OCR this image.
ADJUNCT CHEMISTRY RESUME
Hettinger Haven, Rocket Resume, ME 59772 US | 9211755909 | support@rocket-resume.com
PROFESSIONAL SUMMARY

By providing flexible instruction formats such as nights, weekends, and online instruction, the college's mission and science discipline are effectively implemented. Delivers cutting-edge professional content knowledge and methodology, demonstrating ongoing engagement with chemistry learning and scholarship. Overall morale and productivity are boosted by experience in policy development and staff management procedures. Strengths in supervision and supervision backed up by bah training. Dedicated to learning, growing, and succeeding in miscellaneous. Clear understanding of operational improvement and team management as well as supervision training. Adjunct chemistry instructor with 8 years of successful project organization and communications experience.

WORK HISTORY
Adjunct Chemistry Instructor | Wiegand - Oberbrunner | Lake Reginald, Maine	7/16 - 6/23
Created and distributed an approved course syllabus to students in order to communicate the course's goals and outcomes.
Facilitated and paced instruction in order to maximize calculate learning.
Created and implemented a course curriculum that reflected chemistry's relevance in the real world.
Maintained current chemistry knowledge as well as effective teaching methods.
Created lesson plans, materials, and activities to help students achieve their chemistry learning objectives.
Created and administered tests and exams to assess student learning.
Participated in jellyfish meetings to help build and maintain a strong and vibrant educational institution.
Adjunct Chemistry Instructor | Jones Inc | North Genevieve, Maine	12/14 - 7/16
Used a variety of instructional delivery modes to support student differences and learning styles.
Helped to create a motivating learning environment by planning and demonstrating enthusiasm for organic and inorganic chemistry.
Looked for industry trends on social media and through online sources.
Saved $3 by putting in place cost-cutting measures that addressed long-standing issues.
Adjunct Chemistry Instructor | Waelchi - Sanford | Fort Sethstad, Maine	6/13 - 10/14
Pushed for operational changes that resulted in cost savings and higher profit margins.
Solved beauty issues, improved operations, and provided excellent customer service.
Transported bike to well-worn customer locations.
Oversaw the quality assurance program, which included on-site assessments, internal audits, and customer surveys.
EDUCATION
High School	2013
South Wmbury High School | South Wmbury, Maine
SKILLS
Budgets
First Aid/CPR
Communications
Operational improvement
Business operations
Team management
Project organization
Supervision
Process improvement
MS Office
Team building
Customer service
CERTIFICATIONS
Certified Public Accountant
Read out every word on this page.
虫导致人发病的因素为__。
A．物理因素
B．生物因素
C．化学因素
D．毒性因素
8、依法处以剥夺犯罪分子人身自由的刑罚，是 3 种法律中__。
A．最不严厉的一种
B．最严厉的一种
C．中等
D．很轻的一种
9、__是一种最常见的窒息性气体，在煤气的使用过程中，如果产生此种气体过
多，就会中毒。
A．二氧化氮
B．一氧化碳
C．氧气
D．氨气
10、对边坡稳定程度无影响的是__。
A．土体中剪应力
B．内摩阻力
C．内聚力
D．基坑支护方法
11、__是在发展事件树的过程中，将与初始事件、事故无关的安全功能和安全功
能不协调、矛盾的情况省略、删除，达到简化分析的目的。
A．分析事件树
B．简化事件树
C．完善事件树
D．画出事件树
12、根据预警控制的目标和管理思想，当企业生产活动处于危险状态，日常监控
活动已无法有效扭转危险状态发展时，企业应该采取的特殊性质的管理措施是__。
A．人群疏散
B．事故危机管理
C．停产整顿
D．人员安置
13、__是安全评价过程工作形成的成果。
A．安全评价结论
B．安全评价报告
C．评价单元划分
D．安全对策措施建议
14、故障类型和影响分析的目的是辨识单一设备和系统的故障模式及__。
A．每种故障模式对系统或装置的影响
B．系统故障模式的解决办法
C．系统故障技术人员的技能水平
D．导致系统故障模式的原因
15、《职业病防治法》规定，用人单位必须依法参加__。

+++++

• **Task objective**
From the listing above, extract every line exactly as it stands.

• **Finished task**
OCR this image.
ADJUNCT CHEMISTRY RESUME
Hettinger Haven, Rocket Resume, ME 59772 US | 9211755909 | support@rocket-resume.com
PROFESSIONAL SUMMARY

By providing flexible instruction formats such as nights, weekends, and online instruction, the college's mission and science discipline are effectively implemented. Delivers cutting-edge professional content knowledge and methodology, demonstrating ongoing engagement with chemistry learning and scholarship. Overall morale and productivity are boosted by experience in policy development and staff management procedures. Strengths in supervision and supervision backed up by bah training. Dedicated to learning, growing, and succeeding in miscellaneous. Clear understanding of operational improvement and team management as well as supervision training. Adjunct chemistry instructor with 8 years of successful project organization and communications experience.

WORK HISTORY
Adjunct Chemistry Instructor | Wiegand - Oberbrunner | Lake Reginald, Maine	7/16 - 6/23
Created and distributed an approved course syllabus to students in order to communicate the course's goals and outcomes.
Facilitated and paced instruction in order to maximize calculate learning.
Created and implemented a course curriculum that reflected chemistry's relevance in the real world.
Maintained current chemistry knowledge as well as effective teaching methods.
Created lesson plans, materials, and activities to help students achieve their chemistry learning objectives.
Created and administered tests and exams to assess student learning.
Participated in jellyfish meetings to help build and maintain a strong and vibrant educational institution.
Adjunct Chemistry Instructor | Jones Inc | North Genevieve, Maine	12/14 - 7/16
Used a variety of instructional delivery modes to support student differences and learning styles.
Helped to create a motivating learning environment by planning and demonstrating enthusiasm for organic and inorganic chemistry.
Looked for industry trends on social media and through online sources.
Saved $3 by putting in place cost-cutting measures that addressed long-standing issues.
Adjunct Chemistry Instructor | Waelchi - Sanford | Fort Sethstad, Maine	6/13 - 10/14
Pushed for operational changes that resulted in cost savings and higher profit margins.
Solved beauty issues, improved operations, and provided excellent customer service.
Transported bike to well-worn customer locations.
Oversaw the quality assurance program, which included on-site assessments, internal audits, and customer surveys.
EDUCATION
High School	2013
South Wmbury High School | South Wmbury, Maine
SKILLS
Budgets
First Aid/CPR
Communications
Operational improvement
Business operations
Team management
Project organization
Supervision
Process improvement
MS Office
Team building
Customer service
CERTIFICATIONS
Certified Public Accountant
Read out every word on this page.
虫导致人发病的因素为__。
A．物理因素
B．生物因素
C．化学因素
D．毒性因素
8、依法处以剥夺犯罪分子人身自由的刑罚，是 3 种法律中__。
A．最不严厉的一种
B．最严厉的一种
C．中等
D．很轻的一种
9、__是一种最常见的窒息性气体，在煤气的使用过程中，如果产生此种气体过
多，就会中毒。
A．二氧化氮
B．一氧化碳
C．氧气
D．氨气
10、对边坡稳定程度无影响的是__。
A．土体中剪应力
B．内摩阻力
C．内聚力
D．基坑支护方法
11、__是在发展事件树的过程中，将与初始事件、事故无关的安全功能和安全功
能不协调、矛盾的情况省略、删除，达到简化分析的目的。
A．分析事件树
B．简化事件树
C．完善事件树
D．画出事件树
12、根据预警控制的目标和管理思想，当企业生产活动处于危险状态，日常监控
活动已无法有效扭转危险状态发展时，企业应该采取的特殊性质的管理措施是__。
A．人群疏散
B．事故危机管理
C．停产整顿
D．人员安置
13、__是安全评价过程工作形成的成果。
A．安全评价结论
B．安全评价报告
C．评价单元划分
D．安全对策措施建议
14、故障类型和影响分析的目的是辨识单一设备和系统的故障模式及__。
A．每种故障模式对系统或装置的影响
B．系统故障模式的解决办法
C．系统故障技术人员的技能水平
D．导致系统故障模式的原因
15、《职业病防治法》规定，用人单位必须依法参加__。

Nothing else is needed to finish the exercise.